> Instructions for the task
Copy out each line that includes the word "structured".

> Given data
- - -

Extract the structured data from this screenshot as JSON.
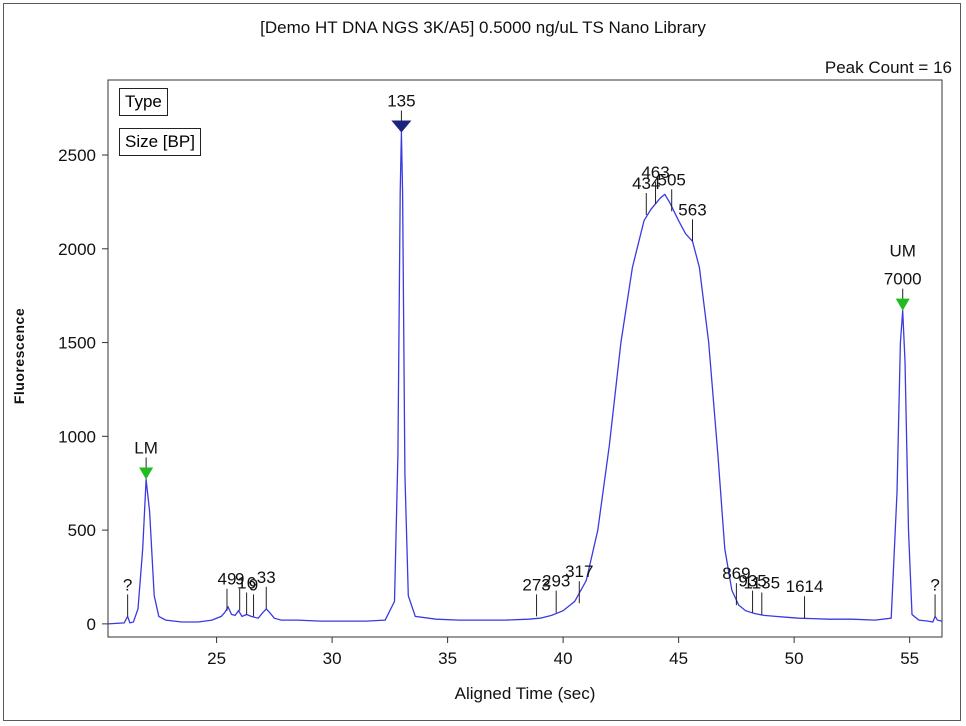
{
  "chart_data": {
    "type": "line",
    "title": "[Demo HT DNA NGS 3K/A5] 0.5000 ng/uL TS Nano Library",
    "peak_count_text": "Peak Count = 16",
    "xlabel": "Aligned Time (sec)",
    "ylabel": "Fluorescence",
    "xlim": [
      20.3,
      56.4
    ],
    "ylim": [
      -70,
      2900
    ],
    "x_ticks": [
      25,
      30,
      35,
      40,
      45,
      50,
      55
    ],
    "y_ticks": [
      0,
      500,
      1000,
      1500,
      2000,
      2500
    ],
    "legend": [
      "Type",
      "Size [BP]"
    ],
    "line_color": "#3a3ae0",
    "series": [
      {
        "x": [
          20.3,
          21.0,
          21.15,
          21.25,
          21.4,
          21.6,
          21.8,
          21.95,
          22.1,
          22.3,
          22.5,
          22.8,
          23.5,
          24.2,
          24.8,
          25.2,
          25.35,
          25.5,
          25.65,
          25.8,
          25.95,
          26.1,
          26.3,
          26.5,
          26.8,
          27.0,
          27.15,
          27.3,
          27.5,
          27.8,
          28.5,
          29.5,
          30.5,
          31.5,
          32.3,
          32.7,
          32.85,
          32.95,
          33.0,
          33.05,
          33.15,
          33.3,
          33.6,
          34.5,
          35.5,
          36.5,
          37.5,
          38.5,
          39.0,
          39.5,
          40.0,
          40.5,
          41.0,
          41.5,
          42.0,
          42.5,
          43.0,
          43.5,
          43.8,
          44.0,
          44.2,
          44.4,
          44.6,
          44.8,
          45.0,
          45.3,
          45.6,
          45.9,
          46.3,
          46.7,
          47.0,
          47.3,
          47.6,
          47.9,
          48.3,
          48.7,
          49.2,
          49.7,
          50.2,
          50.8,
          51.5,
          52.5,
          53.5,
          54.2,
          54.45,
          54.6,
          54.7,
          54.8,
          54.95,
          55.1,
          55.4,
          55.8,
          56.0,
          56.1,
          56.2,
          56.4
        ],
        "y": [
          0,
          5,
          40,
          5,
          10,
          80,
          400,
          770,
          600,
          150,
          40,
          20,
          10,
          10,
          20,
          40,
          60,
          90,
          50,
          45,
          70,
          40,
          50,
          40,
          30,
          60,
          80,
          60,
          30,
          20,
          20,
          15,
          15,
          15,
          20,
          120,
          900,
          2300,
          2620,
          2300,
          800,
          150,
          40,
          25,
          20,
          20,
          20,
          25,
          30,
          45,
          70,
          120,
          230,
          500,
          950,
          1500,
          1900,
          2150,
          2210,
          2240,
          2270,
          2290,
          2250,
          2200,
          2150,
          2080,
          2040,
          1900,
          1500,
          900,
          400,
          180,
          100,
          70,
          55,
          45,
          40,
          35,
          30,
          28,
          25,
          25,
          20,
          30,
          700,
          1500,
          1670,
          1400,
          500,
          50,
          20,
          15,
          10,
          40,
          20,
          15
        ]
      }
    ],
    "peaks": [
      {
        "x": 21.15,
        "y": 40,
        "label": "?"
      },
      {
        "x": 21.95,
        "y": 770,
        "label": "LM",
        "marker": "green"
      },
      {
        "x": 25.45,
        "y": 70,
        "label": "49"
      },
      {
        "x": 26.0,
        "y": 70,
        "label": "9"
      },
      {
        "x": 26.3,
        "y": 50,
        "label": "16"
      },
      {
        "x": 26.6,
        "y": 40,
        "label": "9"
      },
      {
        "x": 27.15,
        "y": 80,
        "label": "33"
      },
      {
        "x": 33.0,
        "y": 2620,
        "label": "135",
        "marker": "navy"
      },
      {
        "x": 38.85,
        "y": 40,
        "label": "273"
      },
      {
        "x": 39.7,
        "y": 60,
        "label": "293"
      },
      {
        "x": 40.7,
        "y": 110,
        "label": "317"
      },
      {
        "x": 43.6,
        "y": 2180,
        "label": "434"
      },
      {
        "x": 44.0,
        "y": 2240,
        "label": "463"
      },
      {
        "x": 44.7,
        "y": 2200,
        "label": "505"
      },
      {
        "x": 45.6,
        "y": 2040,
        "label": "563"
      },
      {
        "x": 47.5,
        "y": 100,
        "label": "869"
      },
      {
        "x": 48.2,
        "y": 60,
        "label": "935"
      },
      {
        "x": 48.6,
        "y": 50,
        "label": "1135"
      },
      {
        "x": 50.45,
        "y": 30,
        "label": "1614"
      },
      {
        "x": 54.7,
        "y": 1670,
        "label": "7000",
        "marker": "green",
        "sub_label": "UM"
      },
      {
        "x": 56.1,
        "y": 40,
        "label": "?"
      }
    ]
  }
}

- - -

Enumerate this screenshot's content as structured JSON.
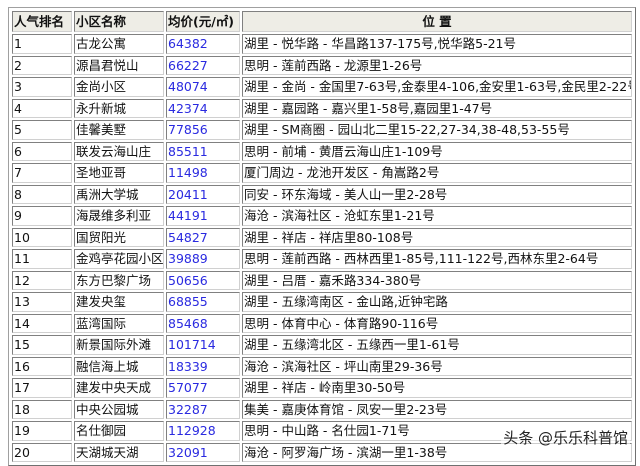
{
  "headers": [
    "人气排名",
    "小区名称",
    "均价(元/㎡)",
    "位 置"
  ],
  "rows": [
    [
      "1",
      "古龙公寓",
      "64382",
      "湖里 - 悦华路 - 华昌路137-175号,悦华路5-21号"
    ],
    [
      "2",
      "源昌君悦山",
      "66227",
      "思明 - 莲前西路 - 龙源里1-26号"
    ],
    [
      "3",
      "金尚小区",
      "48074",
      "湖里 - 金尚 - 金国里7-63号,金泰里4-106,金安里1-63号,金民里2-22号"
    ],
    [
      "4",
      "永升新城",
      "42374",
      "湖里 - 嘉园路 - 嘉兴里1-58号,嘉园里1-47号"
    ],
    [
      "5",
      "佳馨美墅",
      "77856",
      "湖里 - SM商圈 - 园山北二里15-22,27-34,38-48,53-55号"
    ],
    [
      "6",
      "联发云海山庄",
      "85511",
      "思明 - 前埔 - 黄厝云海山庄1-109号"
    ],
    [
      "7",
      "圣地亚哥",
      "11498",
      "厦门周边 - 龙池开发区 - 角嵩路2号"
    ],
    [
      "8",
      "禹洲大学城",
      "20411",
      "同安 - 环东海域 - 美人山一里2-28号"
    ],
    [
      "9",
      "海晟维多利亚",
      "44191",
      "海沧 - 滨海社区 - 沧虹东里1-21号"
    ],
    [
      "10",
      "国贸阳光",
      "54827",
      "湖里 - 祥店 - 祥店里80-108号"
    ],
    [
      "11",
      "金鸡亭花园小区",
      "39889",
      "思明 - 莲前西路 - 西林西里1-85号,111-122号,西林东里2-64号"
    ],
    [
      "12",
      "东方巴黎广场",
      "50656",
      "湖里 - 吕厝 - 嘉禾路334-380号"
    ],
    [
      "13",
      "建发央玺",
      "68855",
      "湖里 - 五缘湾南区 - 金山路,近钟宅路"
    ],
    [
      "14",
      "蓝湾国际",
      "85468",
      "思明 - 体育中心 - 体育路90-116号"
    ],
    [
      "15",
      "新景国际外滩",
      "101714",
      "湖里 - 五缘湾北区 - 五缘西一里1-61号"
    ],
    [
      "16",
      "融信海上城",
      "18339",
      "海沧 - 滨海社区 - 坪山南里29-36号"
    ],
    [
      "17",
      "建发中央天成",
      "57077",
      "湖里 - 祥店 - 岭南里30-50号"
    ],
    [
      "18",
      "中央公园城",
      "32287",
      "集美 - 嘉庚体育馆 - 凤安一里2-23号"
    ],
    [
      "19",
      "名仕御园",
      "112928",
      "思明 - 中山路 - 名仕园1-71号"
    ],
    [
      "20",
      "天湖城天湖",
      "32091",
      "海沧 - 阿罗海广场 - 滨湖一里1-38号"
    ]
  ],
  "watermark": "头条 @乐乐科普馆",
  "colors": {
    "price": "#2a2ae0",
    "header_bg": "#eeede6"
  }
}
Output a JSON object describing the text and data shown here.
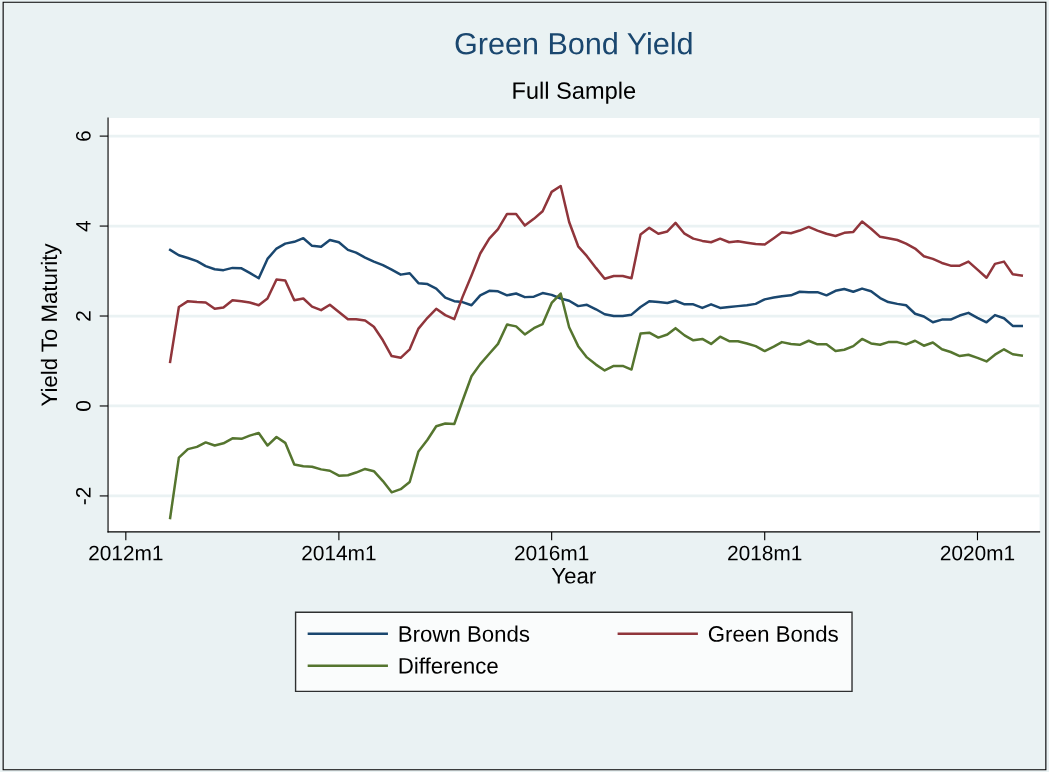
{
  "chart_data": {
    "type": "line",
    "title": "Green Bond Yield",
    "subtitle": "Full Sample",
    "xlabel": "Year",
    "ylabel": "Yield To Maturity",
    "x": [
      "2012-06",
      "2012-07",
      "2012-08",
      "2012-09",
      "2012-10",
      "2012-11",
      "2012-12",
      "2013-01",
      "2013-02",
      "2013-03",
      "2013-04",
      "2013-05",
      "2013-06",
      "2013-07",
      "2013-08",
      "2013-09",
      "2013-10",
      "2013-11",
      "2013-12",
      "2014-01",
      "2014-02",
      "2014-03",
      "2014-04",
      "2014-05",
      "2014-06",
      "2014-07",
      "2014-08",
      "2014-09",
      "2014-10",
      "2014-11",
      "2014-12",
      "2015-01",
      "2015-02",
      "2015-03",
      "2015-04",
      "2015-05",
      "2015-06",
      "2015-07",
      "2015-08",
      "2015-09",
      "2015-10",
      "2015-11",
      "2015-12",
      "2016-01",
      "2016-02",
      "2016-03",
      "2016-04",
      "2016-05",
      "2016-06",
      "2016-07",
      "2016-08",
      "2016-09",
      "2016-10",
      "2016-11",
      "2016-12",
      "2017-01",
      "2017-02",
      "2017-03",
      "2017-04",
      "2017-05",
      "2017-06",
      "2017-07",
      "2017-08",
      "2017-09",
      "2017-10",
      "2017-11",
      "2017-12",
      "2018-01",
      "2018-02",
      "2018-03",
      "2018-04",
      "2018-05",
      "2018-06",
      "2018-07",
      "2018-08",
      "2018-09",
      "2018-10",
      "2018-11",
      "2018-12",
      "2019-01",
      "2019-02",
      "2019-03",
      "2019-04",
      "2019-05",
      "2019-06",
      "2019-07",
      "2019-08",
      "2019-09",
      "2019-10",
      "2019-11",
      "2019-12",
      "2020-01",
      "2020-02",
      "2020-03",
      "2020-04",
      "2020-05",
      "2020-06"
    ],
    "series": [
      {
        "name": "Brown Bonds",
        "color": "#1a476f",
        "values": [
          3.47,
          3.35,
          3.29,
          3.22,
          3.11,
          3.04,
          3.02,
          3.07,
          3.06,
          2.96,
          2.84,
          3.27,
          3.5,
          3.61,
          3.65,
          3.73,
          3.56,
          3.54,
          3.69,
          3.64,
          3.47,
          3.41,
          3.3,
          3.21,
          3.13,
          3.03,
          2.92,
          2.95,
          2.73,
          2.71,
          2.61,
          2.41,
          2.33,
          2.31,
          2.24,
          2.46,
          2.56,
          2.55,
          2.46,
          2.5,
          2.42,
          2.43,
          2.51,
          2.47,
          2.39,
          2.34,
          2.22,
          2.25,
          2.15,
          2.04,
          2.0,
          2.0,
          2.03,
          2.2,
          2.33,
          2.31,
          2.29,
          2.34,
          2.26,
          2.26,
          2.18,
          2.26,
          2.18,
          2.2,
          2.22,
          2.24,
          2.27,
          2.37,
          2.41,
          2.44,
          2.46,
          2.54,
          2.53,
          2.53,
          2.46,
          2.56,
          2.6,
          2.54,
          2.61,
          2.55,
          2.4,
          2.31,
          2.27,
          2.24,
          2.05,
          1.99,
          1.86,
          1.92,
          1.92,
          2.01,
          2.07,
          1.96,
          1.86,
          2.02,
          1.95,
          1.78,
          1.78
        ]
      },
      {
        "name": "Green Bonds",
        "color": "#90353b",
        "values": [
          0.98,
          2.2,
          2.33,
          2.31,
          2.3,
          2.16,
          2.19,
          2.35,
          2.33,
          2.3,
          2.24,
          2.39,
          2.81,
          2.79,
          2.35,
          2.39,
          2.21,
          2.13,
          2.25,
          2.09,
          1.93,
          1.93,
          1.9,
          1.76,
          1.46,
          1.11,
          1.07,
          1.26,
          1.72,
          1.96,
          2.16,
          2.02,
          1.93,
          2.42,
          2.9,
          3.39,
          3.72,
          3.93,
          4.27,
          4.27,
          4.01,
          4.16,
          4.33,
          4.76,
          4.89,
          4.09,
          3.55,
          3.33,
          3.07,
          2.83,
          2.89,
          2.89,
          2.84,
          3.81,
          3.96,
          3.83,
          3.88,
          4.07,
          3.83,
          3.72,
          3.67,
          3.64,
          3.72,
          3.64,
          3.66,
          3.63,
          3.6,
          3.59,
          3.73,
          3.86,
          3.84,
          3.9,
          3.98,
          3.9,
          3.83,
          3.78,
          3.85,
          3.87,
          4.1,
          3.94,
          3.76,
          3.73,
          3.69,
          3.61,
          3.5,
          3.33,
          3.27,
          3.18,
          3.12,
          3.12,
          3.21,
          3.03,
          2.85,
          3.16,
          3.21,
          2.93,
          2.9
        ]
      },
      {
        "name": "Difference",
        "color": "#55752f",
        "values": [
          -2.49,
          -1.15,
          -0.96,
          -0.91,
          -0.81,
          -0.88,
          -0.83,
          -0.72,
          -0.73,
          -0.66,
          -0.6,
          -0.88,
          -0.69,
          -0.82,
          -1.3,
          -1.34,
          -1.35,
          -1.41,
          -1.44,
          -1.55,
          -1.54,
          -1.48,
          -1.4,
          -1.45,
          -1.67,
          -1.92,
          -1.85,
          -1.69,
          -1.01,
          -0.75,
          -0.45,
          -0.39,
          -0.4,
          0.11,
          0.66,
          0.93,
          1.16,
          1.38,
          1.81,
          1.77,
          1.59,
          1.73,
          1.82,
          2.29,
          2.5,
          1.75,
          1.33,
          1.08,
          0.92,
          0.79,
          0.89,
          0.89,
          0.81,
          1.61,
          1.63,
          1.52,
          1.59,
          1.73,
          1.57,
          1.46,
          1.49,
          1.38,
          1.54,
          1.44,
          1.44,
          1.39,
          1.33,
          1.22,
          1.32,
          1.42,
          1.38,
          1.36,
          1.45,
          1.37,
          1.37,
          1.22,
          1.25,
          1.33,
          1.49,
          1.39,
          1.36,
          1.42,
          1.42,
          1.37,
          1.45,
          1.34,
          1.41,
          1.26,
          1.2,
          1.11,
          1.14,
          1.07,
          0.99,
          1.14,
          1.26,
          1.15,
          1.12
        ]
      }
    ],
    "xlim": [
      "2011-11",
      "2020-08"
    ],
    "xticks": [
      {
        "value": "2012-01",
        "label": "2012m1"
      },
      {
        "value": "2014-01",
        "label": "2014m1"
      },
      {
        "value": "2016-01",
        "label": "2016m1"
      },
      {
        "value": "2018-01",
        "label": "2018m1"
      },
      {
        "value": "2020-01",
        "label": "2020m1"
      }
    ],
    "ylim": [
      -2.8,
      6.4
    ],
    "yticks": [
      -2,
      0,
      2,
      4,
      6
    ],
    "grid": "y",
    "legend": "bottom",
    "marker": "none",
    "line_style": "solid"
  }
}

- - -

> Exercise solution
Extract the structured data from this screenshot as JSON.
Enumerate this screenshot's content as structured JSON.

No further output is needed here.